> To be done
Out of the lines below, please list those that hold the string "Click".

========================

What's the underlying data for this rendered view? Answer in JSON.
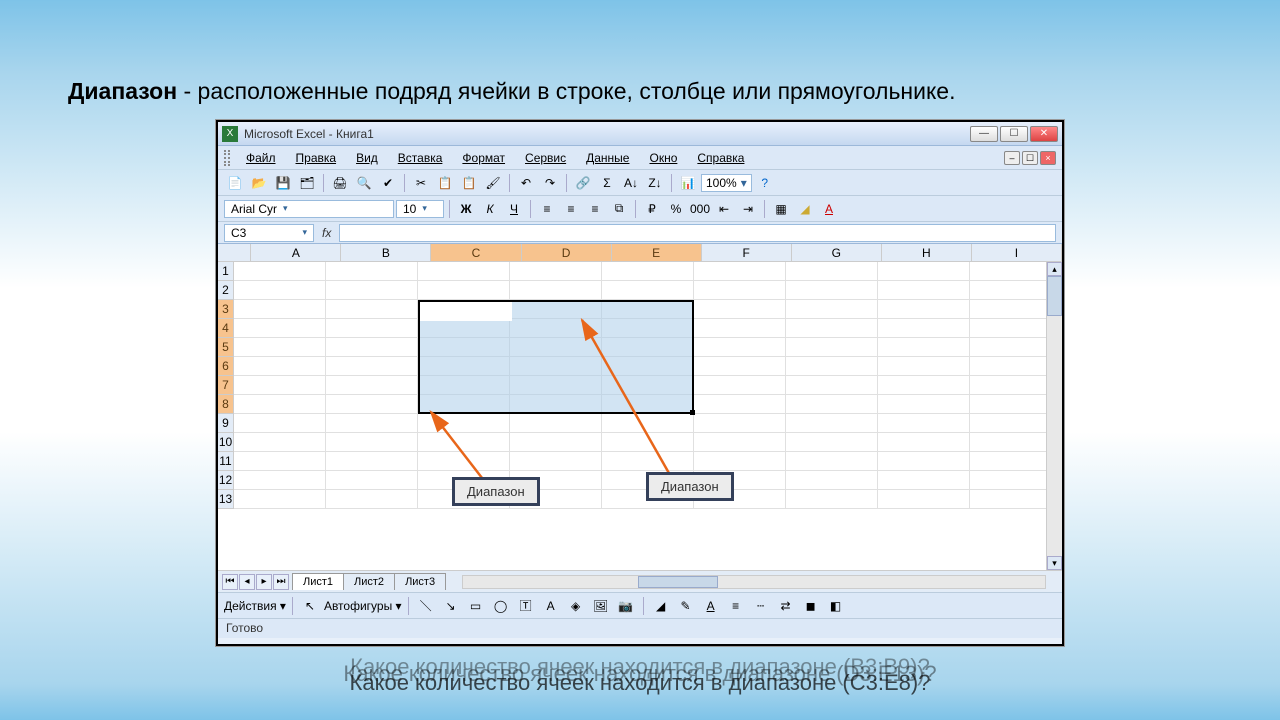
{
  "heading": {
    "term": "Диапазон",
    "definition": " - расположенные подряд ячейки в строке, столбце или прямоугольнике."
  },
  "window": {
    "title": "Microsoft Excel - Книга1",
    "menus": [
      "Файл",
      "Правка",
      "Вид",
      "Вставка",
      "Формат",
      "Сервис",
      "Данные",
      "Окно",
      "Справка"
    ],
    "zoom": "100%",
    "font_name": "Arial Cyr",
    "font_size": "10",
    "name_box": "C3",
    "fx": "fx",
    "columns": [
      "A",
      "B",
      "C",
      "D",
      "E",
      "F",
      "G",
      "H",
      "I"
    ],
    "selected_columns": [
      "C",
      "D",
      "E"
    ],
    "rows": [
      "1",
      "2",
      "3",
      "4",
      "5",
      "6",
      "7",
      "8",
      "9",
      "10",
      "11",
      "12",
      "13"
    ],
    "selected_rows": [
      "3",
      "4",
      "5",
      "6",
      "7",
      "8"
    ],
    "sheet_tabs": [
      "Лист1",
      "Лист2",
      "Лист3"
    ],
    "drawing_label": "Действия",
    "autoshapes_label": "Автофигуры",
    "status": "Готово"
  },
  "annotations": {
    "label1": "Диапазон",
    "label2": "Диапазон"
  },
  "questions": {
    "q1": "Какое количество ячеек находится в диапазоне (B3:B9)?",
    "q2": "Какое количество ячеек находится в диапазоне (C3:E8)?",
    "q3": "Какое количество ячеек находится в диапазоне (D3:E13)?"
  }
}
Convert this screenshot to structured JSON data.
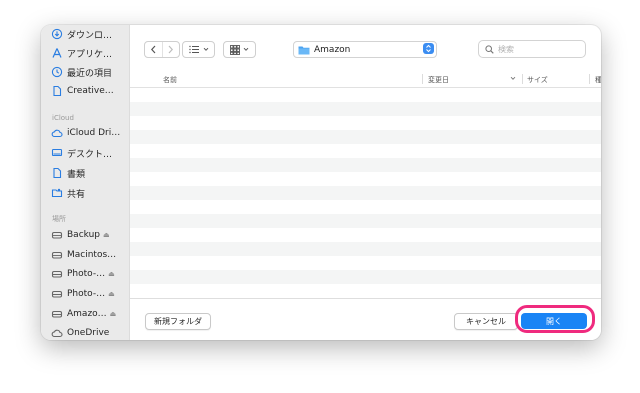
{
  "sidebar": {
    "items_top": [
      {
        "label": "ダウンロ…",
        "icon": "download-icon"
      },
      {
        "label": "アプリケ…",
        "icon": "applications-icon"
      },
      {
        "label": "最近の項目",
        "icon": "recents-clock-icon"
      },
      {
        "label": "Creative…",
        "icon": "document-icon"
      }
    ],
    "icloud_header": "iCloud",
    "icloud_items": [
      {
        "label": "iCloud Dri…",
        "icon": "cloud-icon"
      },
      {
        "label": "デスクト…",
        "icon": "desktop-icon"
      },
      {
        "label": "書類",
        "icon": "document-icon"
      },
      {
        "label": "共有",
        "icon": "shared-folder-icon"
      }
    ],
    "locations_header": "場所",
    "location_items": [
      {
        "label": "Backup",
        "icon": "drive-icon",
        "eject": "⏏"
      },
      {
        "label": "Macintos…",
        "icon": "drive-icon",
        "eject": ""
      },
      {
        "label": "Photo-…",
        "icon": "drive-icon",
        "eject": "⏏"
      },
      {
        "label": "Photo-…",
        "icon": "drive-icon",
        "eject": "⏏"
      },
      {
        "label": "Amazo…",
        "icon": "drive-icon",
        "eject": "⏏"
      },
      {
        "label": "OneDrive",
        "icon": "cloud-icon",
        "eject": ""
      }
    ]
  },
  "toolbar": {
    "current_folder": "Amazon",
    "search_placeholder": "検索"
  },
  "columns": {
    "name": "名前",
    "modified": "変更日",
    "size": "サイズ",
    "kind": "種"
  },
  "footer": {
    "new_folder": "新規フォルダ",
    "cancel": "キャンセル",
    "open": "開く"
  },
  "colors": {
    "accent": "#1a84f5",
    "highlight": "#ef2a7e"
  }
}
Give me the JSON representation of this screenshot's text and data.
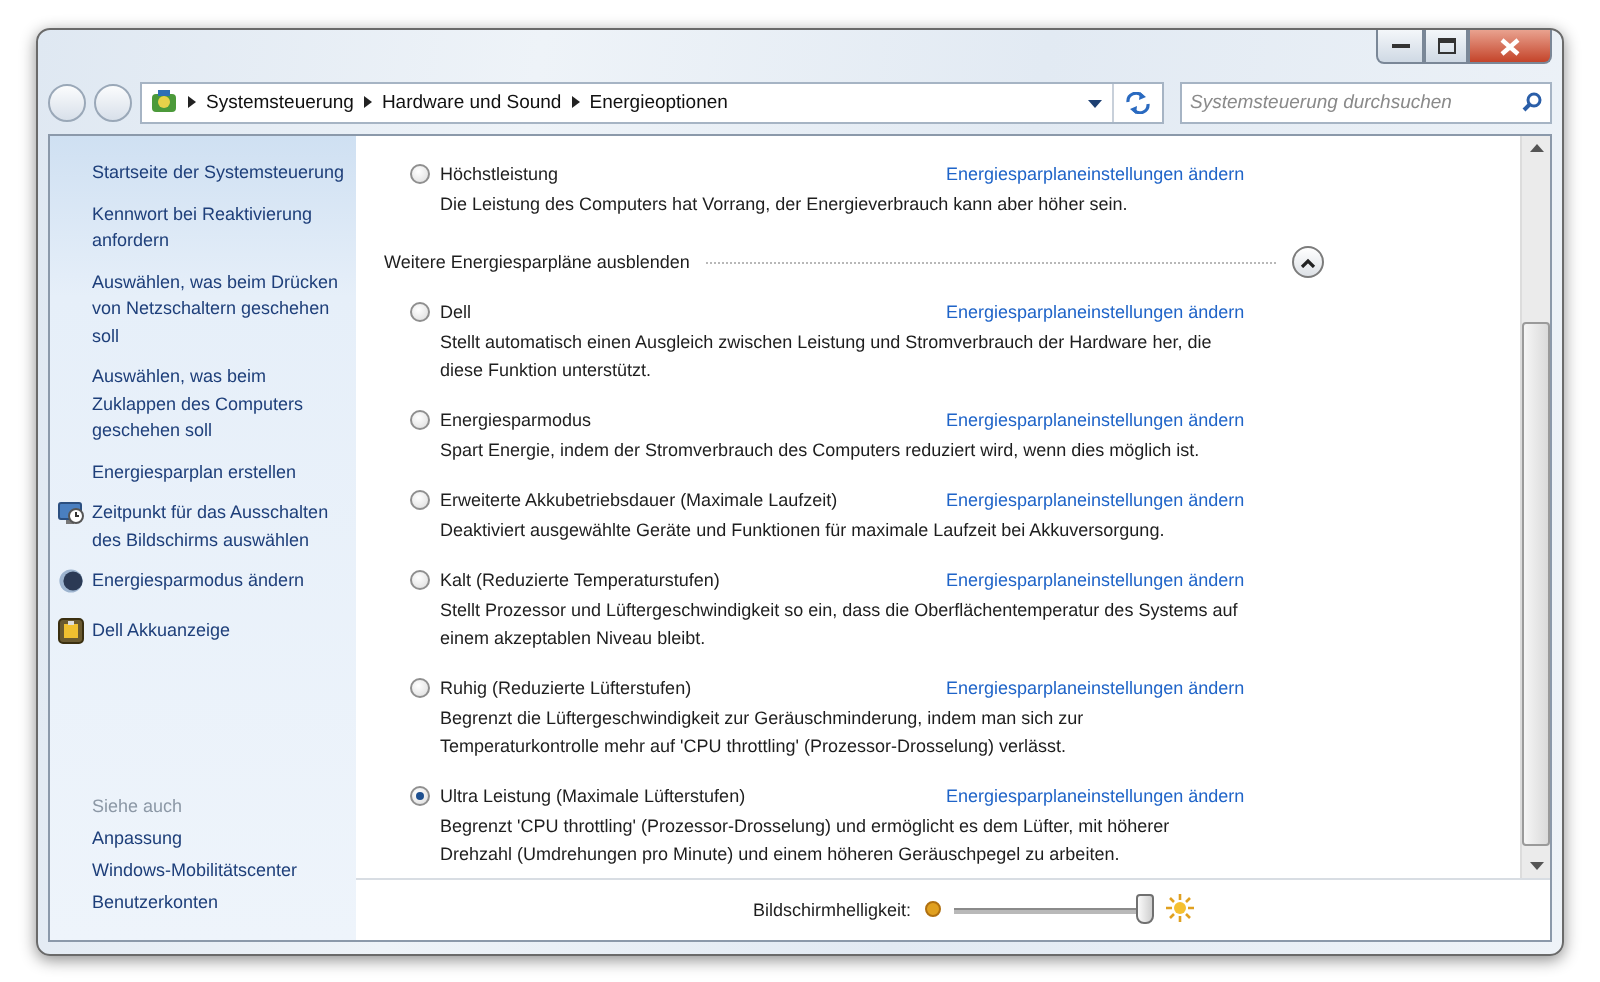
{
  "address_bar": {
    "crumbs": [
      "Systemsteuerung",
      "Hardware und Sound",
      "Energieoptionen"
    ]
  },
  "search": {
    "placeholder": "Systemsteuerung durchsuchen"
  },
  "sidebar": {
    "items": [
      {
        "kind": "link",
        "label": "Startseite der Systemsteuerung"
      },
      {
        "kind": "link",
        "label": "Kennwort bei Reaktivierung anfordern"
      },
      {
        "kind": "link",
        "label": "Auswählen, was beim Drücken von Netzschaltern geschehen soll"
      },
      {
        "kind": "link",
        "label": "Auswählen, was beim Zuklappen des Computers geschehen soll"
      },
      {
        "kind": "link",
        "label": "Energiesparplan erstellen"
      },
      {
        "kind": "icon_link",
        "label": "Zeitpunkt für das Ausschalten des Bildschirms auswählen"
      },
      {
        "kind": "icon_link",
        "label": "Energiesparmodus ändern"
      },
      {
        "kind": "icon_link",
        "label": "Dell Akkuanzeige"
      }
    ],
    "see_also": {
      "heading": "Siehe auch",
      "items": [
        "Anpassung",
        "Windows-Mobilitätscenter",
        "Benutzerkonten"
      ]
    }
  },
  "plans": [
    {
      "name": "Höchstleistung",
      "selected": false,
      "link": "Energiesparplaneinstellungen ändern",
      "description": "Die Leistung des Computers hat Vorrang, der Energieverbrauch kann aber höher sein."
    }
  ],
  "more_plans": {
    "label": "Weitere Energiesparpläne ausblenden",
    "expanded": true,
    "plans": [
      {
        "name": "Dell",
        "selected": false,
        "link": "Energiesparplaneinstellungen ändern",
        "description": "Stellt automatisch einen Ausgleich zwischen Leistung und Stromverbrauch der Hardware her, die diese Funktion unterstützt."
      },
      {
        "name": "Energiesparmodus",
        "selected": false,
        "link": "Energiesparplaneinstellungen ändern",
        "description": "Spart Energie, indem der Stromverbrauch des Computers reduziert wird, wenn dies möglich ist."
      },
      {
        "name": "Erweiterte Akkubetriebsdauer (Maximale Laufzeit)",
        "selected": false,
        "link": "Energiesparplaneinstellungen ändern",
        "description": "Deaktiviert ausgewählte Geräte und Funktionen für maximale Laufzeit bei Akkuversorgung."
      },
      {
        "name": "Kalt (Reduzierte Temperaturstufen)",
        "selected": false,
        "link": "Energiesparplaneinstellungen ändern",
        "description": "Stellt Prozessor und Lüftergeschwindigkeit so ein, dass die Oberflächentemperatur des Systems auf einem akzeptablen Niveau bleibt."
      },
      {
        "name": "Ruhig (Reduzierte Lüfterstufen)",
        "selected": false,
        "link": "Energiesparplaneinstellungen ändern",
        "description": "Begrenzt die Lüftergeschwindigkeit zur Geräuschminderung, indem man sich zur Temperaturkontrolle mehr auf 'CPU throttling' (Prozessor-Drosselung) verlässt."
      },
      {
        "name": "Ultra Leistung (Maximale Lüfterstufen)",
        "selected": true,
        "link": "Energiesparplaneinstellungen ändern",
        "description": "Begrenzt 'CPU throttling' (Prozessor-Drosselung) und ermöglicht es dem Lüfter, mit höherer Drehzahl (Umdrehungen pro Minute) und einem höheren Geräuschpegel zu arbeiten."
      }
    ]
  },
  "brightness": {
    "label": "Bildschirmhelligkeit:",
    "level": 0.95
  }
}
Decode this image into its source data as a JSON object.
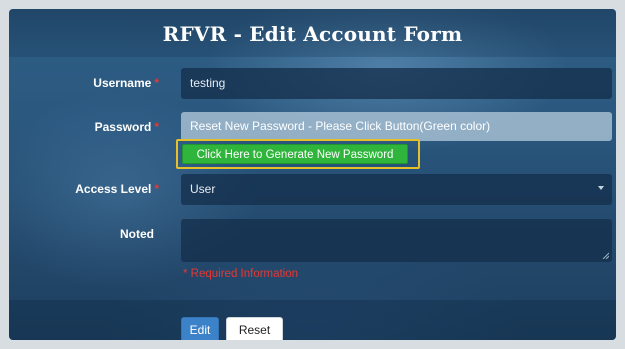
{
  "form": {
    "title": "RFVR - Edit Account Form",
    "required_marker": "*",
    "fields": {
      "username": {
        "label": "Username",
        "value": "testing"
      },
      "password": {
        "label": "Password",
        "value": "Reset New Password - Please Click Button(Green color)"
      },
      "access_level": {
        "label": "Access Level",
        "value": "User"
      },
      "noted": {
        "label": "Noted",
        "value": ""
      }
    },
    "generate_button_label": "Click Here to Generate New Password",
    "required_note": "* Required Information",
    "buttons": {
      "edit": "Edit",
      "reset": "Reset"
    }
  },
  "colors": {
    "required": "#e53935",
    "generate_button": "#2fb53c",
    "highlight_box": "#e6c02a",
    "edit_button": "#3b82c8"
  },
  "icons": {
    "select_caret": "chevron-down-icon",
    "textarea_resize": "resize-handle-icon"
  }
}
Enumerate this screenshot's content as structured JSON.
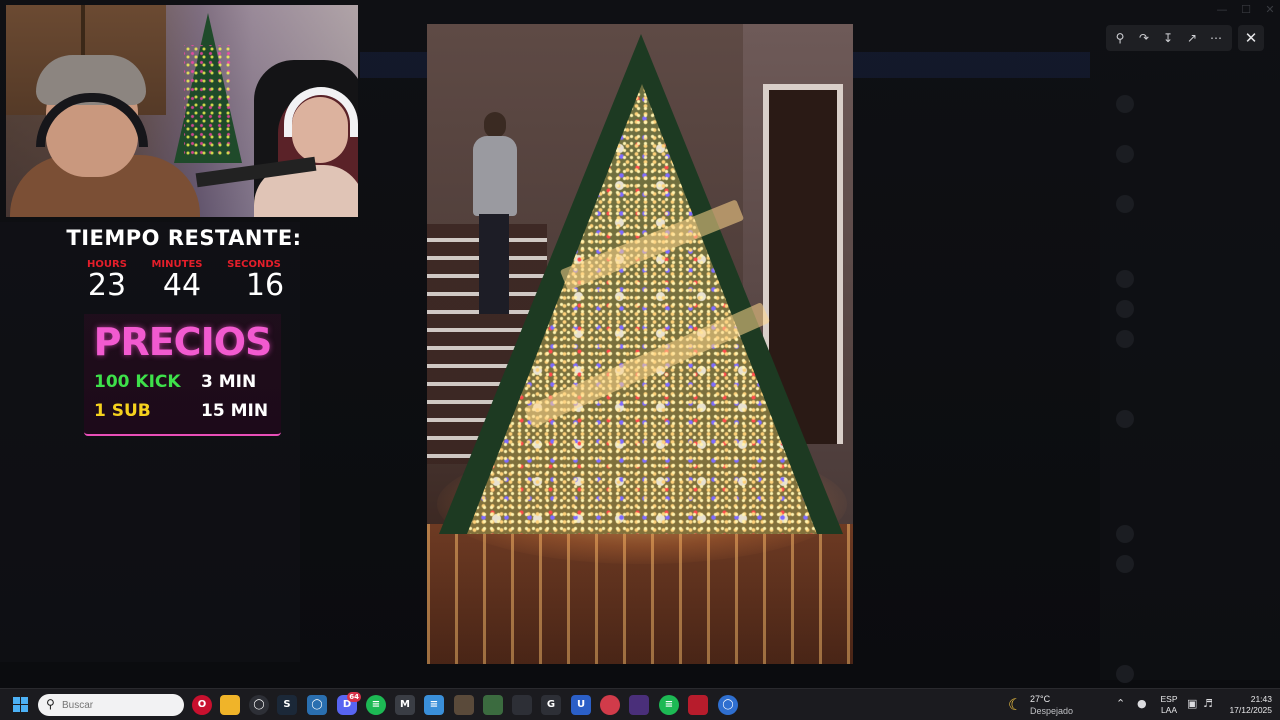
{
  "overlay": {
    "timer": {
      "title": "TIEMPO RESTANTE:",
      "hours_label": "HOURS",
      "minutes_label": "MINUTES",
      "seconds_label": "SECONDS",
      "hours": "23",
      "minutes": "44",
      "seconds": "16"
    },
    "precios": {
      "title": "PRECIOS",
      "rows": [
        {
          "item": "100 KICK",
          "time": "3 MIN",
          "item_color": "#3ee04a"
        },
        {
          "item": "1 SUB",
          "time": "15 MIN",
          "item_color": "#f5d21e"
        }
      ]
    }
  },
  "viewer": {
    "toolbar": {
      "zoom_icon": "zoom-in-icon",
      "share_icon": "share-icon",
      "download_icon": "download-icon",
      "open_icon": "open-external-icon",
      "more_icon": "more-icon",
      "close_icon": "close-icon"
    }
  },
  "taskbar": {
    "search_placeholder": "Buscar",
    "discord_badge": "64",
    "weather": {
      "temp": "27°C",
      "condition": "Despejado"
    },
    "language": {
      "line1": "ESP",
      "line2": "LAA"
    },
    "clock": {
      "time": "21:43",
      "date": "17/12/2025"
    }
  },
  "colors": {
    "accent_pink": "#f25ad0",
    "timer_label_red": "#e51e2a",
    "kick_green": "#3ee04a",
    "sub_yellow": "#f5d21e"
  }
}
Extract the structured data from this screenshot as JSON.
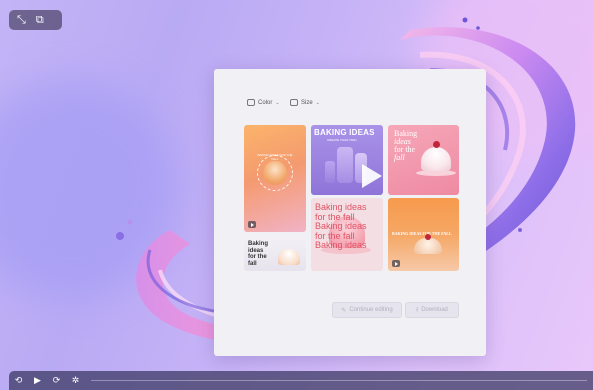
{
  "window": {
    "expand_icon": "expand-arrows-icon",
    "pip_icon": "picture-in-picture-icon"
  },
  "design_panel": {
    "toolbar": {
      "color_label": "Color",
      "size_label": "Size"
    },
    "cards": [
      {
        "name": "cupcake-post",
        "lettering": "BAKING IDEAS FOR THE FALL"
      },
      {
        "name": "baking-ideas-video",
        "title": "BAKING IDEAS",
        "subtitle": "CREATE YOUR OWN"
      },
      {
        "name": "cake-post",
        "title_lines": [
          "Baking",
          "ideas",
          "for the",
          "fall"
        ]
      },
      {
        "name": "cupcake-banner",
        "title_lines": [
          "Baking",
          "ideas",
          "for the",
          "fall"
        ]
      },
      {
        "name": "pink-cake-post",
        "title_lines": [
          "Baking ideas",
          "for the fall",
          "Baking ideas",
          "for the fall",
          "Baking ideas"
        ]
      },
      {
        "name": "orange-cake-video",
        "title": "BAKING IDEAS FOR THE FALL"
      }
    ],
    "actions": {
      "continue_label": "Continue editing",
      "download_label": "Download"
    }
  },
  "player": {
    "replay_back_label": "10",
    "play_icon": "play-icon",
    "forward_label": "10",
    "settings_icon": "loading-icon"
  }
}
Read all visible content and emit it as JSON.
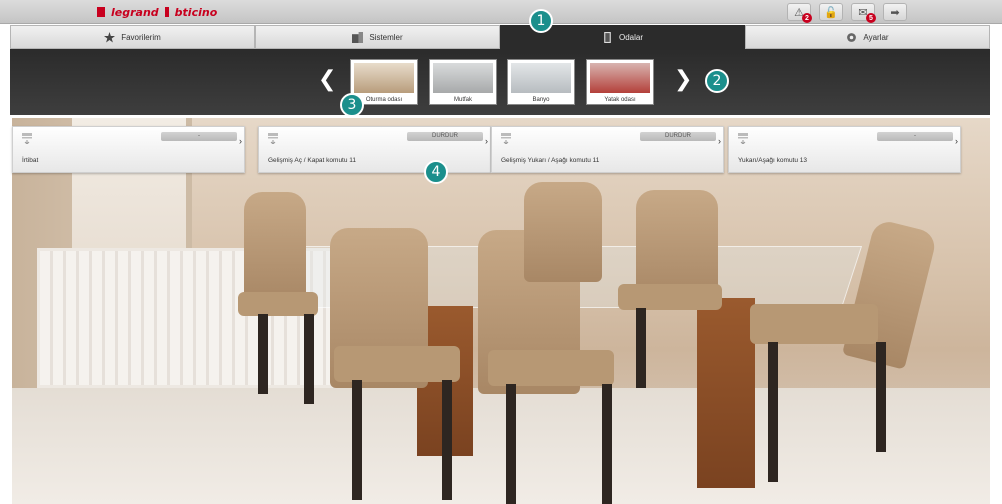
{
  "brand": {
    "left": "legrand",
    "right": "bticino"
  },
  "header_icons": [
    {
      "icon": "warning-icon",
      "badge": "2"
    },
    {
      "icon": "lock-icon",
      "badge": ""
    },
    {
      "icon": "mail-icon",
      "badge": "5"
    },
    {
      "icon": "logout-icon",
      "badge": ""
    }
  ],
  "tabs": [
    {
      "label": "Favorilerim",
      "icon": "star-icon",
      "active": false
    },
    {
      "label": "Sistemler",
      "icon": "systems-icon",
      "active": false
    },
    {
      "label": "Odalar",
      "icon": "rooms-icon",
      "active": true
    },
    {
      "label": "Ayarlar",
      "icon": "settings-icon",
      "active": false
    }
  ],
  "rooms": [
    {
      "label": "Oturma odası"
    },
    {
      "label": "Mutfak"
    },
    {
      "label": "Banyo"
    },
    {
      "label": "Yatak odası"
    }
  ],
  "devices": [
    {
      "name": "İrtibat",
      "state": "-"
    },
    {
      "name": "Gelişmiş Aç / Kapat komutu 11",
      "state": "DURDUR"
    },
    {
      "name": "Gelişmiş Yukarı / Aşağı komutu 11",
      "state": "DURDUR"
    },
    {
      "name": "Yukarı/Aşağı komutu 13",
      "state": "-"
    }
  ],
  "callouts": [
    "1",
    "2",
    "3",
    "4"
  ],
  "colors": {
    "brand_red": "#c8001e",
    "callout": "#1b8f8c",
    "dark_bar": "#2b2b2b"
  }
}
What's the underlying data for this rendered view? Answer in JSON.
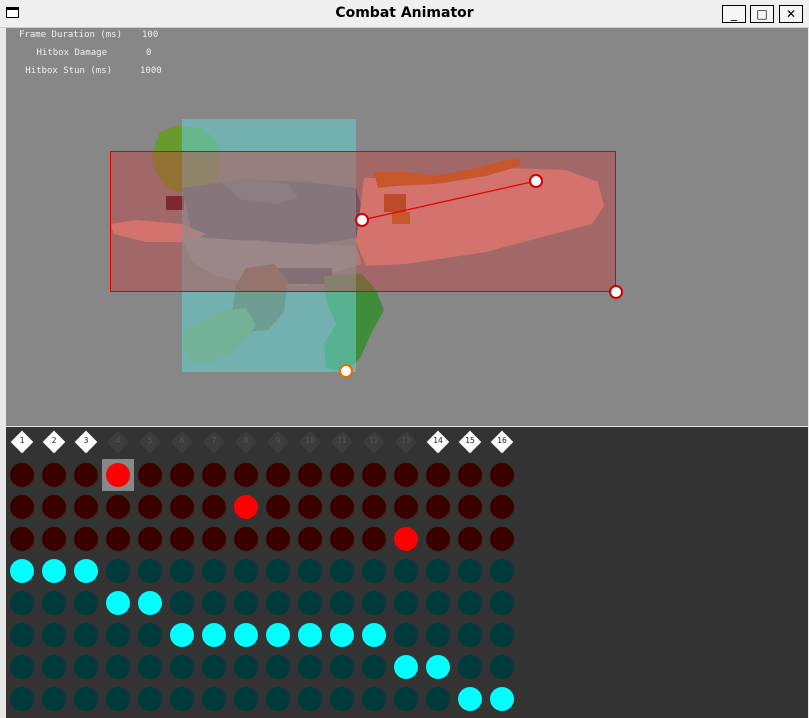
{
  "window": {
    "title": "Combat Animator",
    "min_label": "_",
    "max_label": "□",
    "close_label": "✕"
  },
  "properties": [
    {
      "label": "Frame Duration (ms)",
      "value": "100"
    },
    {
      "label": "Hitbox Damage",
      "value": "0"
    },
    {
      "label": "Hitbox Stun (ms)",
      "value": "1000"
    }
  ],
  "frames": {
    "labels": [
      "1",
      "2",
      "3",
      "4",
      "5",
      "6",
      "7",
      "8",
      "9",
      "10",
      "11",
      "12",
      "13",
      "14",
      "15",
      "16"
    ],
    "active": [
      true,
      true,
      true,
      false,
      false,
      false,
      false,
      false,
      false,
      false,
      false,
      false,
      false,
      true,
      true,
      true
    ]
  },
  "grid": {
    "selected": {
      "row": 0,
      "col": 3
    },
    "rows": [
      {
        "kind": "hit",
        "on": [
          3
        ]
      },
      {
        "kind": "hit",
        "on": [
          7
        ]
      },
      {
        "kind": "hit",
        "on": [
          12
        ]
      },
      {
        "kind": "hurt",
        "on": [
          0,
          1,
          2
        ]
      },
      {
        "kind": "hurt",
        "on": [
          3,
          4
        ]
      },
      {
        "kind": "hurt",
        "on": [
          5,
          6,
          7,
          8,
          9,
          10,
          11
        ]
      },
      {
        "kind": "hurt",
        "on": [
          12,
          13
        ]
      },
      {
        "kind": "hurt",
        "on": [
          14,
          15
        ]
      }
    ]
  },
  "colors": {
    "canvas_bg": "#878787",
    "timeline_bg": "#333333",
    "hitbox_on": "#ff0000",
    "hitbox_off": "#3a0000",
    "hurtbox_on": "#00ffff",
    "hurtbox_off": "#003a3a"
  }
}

========================

> The answer
        "value": "Reset New Password - Please Click Button(Green color)"
    "generate_button_label": "Click Here to Generate New Password",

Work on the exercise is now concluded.